Every line below is to be quoted exactly, with nothing added or dropped.
..........
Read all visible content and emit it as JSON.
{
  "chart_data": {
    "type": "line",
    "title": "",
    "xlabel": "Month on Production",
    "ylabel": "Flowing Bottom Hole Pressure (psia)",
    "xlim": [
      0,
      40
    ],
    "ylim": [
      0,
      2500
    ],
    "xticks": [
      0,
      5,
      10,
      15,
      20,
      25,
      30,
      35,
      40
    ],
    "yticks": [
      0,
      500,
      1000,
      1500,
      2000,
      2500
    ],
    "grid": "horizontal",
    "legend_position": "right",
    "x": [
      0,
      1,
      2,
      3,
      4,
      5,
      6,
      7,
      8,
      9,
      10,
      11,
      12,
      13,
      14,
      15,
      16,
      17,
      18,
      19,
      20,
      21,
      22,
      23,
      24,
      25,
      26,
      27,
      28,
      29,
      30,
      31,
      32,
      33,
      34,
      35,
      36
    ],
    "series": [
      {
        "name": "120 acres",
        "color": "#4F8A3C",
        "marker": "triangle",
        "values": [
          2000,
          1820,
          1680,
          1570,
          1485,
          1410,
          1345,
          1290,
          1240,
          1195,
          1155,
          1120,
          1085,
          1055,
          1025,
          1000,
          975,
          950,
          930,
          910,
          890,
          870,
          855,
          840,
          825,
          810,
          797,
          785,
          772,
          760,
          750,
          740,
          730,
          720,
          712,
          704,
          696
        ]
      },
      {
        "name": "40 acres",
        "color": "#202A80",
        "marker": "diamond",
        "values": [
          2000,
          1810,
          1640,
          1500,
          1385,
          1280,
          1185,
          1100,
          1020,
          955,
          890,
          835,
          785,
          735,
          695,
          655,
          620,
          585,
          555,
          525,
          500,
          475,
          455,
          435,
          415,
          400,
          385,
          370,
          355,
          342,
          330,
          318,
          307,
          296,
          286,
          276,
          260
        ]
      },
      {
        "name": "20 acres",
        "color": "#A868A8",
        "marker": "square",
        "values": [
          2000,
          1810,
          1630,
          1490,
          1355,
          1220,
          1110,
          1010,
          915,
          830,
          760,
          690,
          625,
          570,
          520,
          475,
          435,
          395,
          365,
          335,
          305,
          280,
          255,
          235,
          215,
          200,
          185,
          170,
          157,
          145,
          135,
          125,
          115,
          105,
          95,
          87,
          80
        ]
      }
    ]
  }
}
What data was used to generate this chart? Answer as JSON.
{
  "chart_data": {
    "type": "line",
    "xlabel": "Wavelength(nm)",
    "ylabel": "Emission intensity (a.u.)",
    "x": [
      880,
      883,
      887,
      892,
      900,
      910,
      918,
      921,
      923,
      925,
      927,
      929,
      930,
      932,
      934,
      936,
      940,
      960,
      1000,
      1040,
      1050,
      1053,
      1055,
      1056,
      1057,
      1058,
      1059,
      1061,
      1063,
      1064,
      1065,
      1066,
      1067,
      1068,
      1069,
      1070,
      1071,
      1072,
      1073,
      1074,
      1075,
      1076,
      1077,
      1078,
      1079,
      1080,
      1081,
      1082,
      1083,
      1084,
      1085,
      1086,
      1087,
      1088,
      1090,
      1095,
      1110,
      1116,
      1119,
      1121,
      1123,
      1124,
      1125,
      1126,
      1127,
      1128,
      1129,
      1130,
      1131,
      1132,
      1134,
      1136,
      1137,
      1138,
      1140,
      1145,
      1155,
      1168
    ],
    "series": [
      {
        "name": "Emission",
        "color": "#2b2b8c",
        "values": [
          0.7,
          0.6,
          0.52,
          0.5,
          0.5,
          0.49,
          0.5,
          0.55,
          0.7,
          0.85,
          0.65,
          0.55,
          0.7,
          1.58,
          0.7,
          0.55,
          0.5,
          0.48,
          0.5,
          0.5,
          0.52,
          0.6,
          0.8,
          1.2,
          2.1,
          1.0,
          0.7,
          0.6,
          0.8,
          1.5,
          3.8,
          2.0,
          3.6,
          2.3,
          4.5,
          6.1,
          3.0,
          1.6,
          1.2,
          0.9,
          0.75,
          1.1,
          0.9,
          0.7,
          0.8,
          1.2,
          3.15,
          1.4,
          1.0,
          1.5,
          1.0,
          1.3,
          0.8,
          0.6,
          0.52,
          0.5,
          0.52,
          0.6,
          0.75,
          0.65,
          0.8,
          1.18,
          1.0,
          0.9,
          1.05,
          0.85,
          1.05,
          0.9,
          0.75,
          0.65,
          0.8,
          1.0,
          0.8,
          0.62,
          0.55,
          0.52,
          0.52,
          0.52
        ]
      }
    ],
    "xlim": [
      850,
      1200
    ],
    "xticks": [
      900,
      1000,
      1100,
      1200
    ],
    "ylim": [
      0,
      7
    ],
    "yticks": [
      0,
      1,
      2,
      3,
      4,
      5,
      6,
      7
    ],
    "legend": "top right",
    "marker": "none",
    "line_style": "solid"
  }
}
..........
## The answer
Read all visible content and emit it as JSON.
{
  "chart_data": {
    "type": "line",
    "title": "",
    "xlabel": "Month on Production",
    "ylabel": "Flowing Bottom Hole Pressure (psia)",
    "xlim": [
      0,
      40
    ],
    "ylim": [
      0,
      2500
    ],
    "xticks": [
      0,
      5,
      10,
      15,
      20,
      25,
      30,
      35,
      40
    ],
    "yticks": [
      0,
      500,
      1000,
      1500,
      2000,
      2500
    ],
    "grid": "horizontal",
    "legend_position": "right",
    "x": [
      0,
      1,
      2,
      3,
      4,
      5,
      6,
      7,
      8,
      9,
      10,
      11,
      12,
      13,
      14,
      15,
      16,
      17,
      18,
      19,
      20,
      21,
      22,
      23,
      24,
      25,
      26,
      27,
      28,
      29,
      30,
      31,
      32,
      33,
      34,
      35,
      36
    ],
    "series": [
      {
        "name": "120 acres",
        "color": "#4F8A3C",
        "marker": "triangle",
        "values": [
          2000,
          1820,
          1680,
          1570,
          1485,
          1410,
          1345,
          1290,
          1240,
          1195,
          1155,
          1120,
          1085,
          1055,
          1025,
          1000,
          975,
          950,
          930,
          910,
          890,
          870,
          855,
          840,
          825,
          810,
          797,
          785,
          772,
          760,
          750,
          740,
          730,
          720,
          712,
          704,
          696
        ]
      },
      {
        "name": "40 acres",
        "color": "#202A80",
        "marker": "diamond",
        "values": [
          2000,
          1810,
          1640,
          1500,
          1385,
          1280,
          1185,
          1100,
          1020,
          955,
          890,
          835,
          785,
          735,
          695,
          655,
          620,
          585,
          555,
          525,
          500,
          475,
          455,
          435,
          415,
          400,
          385,
          370,
          355,
          342,
          330,
          318,
          307,
          296,
          286,
          276,
          260
        ]
      },
      {
        "name": "20 acres",
        "color": "#A868A8",
        "marker": "square",
        "values": [
          2000,
          1810,
          1630,
          1490,
          1355,
          1220,
          1110,
          1010,
          915,
          830,
          760,
          690,
          625,
          570,
          520,
          475,
          435,
          395,
          365,
          335,
          305,
          280,
          255,
          235,
          215,
          200,
          185,
          170,
          157,
          145,
          135,
          125,
          115,
          105,
          95,
          87,
          80
        ]
      }
    ]
  }
}
What data was used to generate this chart? Answer as JSON.
{
  "chart_data": {
    "type": "line",
    "xlabel": "Wavelength(nm)",
    "ylabel": "Emission intensity (a.u.)",
    "x": [
      880,
      883,
      887,
      892,
      900,
      910,
      918,
      921,
      923,
      925,
      927,
      929,
      930,
      932,
      934,
      936,
      940,
      960,
      1000,
      1040,
      1050,
      1053,
      1055,
      1056,
      1057,
      1058,
      1059,
      1061,
      1063,
      1064,
      1065,
      1066,
      1067,
      1068,
      1069,
      1070,
      1071,
      1072,
      1073,
      1074,
      1075,
      1076,
      1077,
      1078,
      1079,
      1080,
      1081,
      1082,
      1083,
      1084,
      1085,
      1086,
      1087,
      1088,
      1090,
      1095,
      1110,
      1116,
      1119,
      1121,
      1123,
      1124,
      1125,
      1126,
      1127,
      1128,
      1129,
      1130,
      1131,
      1132,
      1134,
      1136,
      1137,
      1138,
      1140,
      1145,
      1155,
      1168
    ],
    "series": [
      {
        "name": "Emission",
        "color": "#2b2b8c",
        "values": [
          0.7,
          0.6,
          0.52,
          0.5,
          0.5,
          0.49,
          0.5,
          0.55,
          0.7,
          0.85,
          0.65,
          0.55,
          0.7,
          1.58,
          0.7,
          0.55,
          0.5,
          0.48,
          0.5,
          0.5,
          0.52,
          0.6,
          0.8,
          1.2,
          2.1,
          1.0,
          0.7,
          0.6,
          0.8,
          1.5,
          3.8,
          2.0,
          3.6,
          2.3,
          4.5,
          6.1,
          3.0,
          1.6,
          1.2,
          0.9,
          0.75,
          1.1,
          0.9,
          0.7,
          0.8,
          1.2,
          3.15,
          1.4,
          1.0,
          1.5,
          1.0,
          1.3,
          0.8,
          0.6,
          0.52,
          0.5,
          0.52,
          0.6,
          0.75,
          0.65,
          0.8,
          1.18,
          1.0,
          0.9,
          1.05,
          0.85,
          1.05,
          0.9,
          0.75,
          0.65,
          0.8,
          1.0,
          0.8,
          0.62,
          0.55,
          0.52,
          0.52,
          0.52
        ]
      }
    ],
    "xlim": [
      850,
      1200
    ],
    "xticks": [
      900,
      1000,
      1100,
      1200
    ],
    "ylim": [
      0,
      7
    ],
    "yticks": [
      0,
      1,
      2,
      3,
      4,
      5,
      6,
      7
    ],
    "legend": "top right",
    "marker": "none",
    "line_style": "solid"
  }
}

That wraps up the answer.